Make an exact copy of all the material below, apart from the pictures.

┄┄┄┄┄┄┄┄┄┄┄┄┄┄┄┄┄┄┄┄

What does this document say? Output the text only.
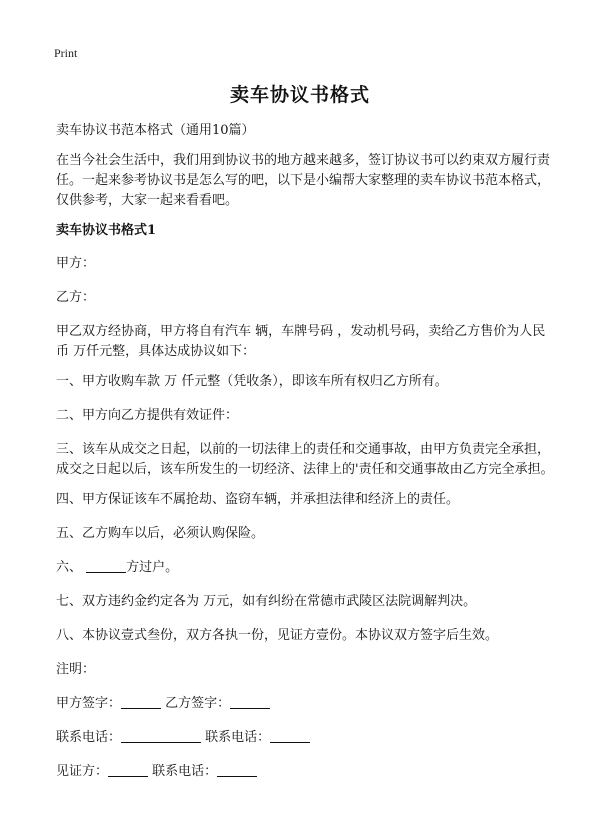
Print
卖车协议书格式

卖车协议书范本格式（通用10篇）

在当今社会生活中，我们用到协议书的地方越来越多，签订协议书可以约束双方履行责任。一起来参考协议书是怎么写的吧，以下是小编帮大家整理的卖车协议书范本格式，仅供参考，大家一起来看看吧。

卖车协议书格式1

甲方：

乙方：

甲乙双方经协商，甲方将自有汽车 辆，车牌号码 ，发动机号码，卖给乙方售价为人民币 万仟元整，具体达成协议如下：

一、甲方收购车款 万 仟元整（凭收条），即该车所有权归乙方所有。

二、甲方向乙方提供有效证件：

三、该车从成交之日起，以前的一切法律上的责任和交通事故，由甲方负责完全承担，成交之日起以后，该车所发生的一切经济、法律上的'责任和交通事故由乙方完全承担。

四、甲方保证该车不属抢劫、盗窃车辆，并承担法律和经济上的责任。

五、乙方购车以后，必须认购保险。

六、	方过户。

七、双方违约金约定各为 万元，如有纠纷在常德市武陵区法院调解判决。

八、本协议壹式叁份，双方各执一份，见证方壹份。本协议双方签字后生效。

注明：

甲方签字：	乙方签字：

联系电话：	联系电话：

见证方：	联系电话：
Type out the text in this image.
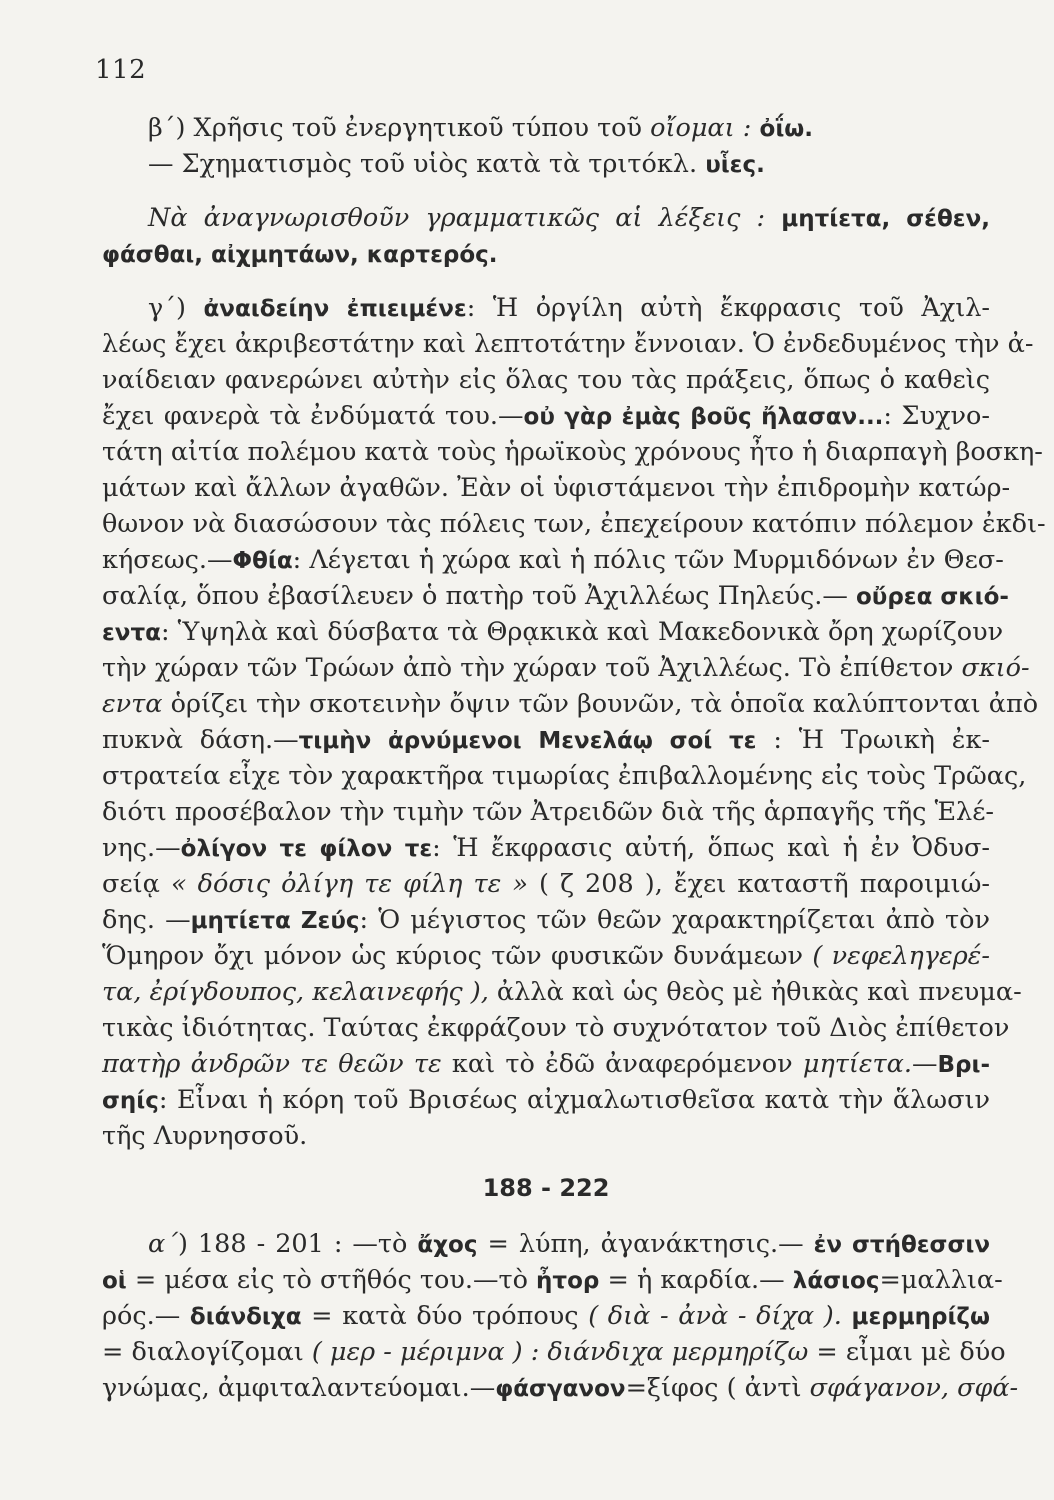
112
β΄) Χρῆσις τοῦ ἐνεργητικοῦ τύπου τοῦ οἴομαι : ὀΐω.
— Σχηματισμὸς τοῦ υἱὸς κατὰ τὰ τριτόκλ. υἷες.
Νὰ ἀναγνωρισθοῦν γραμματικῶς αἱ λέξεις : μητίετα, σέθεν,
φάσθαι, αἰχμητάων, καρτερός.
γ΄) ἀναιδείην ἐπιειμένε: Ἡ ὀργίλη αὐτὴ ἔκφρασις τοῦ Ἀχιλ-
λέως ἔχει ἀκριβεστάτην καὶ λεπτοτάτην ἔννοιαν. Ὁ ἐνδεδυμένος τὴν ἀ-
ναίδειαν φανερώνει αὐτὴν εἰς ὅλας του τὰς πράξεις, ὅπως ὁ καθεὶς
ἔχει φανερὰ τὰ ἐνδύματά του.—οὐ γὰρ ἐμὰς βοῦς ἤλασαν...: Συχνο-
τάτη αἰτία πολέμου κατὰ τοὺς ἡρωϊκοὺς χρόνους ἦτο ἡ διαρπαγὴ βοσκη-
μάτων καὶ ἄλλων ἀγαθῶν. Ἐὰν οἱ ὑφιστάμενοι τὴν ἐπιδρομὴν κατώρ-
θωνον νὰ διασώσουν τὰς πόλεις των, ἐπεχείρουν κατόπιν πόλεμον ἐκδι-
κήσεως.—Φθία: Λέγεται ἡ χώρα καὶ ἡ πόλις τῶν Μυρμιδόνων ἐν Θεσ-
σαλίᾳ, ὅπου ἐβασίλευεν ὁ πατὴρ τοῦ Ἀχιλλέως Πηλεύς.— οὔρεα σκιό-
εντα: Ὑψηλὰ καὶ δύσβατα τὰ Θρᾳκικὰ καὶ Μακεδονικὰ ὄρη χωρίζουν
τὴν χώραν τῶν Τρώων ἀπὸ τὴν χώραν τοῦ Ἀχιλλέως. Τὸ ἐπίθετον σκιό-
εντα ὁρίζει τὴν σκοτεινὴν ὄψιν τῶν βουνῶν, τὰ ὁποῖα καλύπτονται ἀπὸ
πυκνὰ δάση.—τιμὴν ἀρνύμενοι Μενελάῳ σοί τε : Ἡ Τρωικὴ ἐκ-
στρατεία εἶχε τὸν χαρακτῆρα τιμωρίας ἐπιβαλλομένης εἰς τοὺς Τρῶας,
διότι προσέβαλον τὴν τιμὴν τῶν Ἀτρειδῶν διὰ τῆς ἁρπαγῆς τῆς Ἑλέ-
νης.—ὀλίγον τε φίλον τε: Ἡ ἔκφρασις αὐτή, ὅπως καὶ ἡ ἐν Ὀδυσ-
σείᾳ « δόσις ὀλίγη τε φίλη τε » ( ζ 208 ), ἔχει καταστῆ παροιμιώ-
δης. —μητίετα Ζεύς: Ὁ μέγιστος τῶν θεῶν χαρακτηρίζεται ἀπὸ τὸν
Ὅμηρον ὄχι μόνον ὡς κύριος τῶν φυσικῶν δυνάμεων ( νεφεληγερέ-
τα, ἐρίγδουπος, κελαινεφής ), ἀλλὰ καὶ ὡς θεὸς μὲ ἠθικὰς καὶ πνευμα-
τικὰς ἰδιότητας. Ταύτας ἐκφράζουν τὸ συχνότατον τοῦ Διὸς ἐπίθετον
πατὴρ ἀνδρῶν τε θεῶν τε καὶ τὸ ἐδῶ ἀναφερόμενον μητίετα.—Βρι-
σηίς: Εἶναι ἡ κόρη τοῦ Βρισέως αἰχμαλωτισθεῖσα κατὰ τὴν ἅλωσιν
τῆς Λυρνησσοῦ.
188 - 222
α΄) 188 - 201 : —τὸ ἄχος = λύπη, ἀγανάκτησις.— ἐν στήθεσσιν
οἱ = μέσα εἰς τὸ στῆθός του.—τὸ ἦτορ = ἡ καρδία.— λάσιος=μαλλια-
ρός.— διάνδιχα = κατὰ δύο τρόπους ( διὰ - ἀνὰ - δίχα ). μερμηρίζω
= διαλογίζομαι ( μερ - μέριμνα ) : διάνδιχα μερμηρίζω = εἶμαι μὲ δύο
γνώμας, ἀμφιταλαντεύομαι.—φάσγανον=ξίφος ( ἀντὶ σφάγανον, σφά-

┄┄┄┄┄┄┄┄┄┄┄┄┄┄┄┄┄┄┄┄

* [Reply]:
What does this document say? Output the text only.
Print
卖车协议书格式

卖车协议书范本格式（通用10篇）

在当今社会生活中，我们用到协议书的地方越来越多，签订协议书可以约束双方履行责任。一起来参考协议书是怎么写的吧，以下是小编帮大家整理的卖车协议书范本格式，仅供参考，大家一起来看看吧。

卖车协议书格式1

甲方：

乙方：

甲乙双方经协商，甲方将自有汽车 辆，车牌号码 ，发动机号码，卖给乙方售价为人民币 万仟元整，具体达成协议如下：

一、甲方收购车款 万 仟元整（凭收条），即该车所有权归乙方所有。

二、甲方向乙方提供有效证件：

三、该车从成交之日起，以前的一切法律上的责任和交通事故，由甲方负责完全承担，成交之日起以后，该车所发生的一切经济、法律上的'责任和交通事故由乙方完全承担。

四、甲方保证该车不属抢劫、盗窃车辆，并承担法律和经济上的责任。

五、乙方购车以后，必须认购保险。

六、	方过户。

七、双方违约金约定各为 万元，如有纠纷在常德市武陵区法院调解判决。

八、本协议壹式叁份，双方各执一份，见证方壹份。本协议双方签字后生效。

注明：

甲方签字：	乙方签字：

联系电话：	联系电话：

见证方：	联系电话：
Type out the text in this image.
112
β΄) Χρῆσις τοῦ ἐνεργητικοῦ τύπου τοῦ οἴομαι : ὀΐω.
— Σχηματισμὸς τοῦ υἱὸς κατὰ τὰ τριτόκλ. υἷες.
Νὰ ἀναγνωρισθοῦν γραμματικῶς αἱ λέξεις : μητίετα, σέθεν,
φάσθαι, αἰχμητάων, καρτερός.
γ΄) ἀναιδείην ἐπιειμένε: Ἡ ὀργίλη αὐτὴ ἔκφρασις τοῦ Ἀχιλ-
λέως ἔχει ἀκριβεστάτην καὶ λεπτοτάτην ἔννοιαν. Ὁ ἐνδεδυμένος τὴν ἀ-
ναίδειαν φανερώνει αὐτὴν εἰς ὅλας του τὰς πράξεις, ὅπως ὁ καθεὶς
ἔχει φανερὰ τὰ ἐνδύματά του.—οὐ γὰρ ἐμὰς βοῦς ἤλασαν...: Συχνο-
τάτη αἰτία πολέμου κατὰ τοὺς ἡρωϊκοὺς χρόνους ἦτο ἡ διαρπαγὴ βοσκη-
μάτων καὶ ἄλλων ἀγαθῶν. Ἐὰν οἱ ὑφιστάμενοι τὴν ἐπιδρομὴν κατώρ-
θωνον νὰ διασώσουν τὰς πόλεις των, ἐπεχείρουν κατόπιν πόλεμον ἐκδι-
κήσεως.—Φθία: Λέγεται ἡ χώρα καὶ ἡ πόλις τῶν Μυρμιδόνων ἐν Θεσ-
σαλίᾳ, ὅπου ἐβασίλευεν ὁ πατὴρ τοῦ Ἀχιλλέως Πηλεύς.— οὔρεα σκιό-
εντα: Ὑψηλὰ καὶ δύσβατα τὰ Θρᾳκικὰ καὶ Μακεδονικὰ ὄρη χωρίζουν
τὴν χώραν τῶν Τρώων ἀπὸ τὴν χώραν τοῦ Ἀχιλλέως. Τὸ ἐπίθετον σκιό-
εντα ὁρίζει τὴν σκοτεινὴν ὄψιν τῶν βουνῶν, τὰ ὁποῖα καλύπτονται ἀπὸ
πυκνὰ δάση.—τιμὴν ἀρνύμενοι Μενελάῳ σοί τε : Ἡ Τρωικὴ ἐκ-
στρατεία εἶχε τὸν χαρακτῆρα τιμωρίας ἐπιβαλλομένης εἰς τοὺς Τρῶας,
διότι προσέβαλον τὴν τιμὴν τῶν Ἀτρειδῶν διὰ τῆς ἁρπαγῆς τῆς Ἑλέ-
νης.—ὀλίγον τε φίλον τε: Ἡ ἔκφρασις αὐτή, ὅπως καὶ ἡ ἐν Ὀδυσ-
σείᾳ « δόσις ὀλίγη τε φίλη τε » ( ζ 208 ), ἔχει καταστῆ παροιμιώ-
δης. —μητίετα Ζεύς: Ὁ μέγιστος τῶν θεῶν χαρακτηρίζεται ἀπὸ τὸν
Ὅμηρον ὄχι μόνον ὡς κύριος τῶν φυσικῶν δυνάμεων ( νεφεληγερέ-
τα, ἐρίγδουπος, κελαινεφής ), ἀλλὰ καὶ ὡς θεὸς μὲ ἠθικὰς καὶ πνευμα-
τικὰς ἰδιότητας. Ταύτας ἐκφράζουν τὸ συχνότατον τοῦ Διὸς ἐπίθετον
πατὴρ ἀνδρῶν τε θεῶν τε καὶ τὸ ἐδῶ ἀναφερόμενον μητίετα.—Βρι-
σηίς: Εἶναι ἡ κόρη τοῦ Βρισέως αἰχμαλωτισθεῖσα κατὰ τὴν ἅλωσιν
τῆς Λυρνησσοῦ.
188 - 222
α΄) 188 - 201 : —τὸ ἄχος = λύπη, ἀγανάκτησις.— ἐν στήθεσσιν
οἱ = μέσα εἰς τὸ στῆθός του.—τὸ ἦτορ = ἡ καρδία.— λάσιος=μαλλια-
ρός.— διάνδιχα = κατὰ δύο τρόπους ( διὰ - ἀνὰ - δίχα ). μερμηρίζω
= διαλογίζομαι ( μερ - μέριμνα ) : διάνδιχα μερμηρίζω = εἶμαι μὲ δύο
γνώμας, ἀμφιταλαντεύομαι.—φάσγανον=ξίφος ( ἀντὶ σφάγανον, σφά-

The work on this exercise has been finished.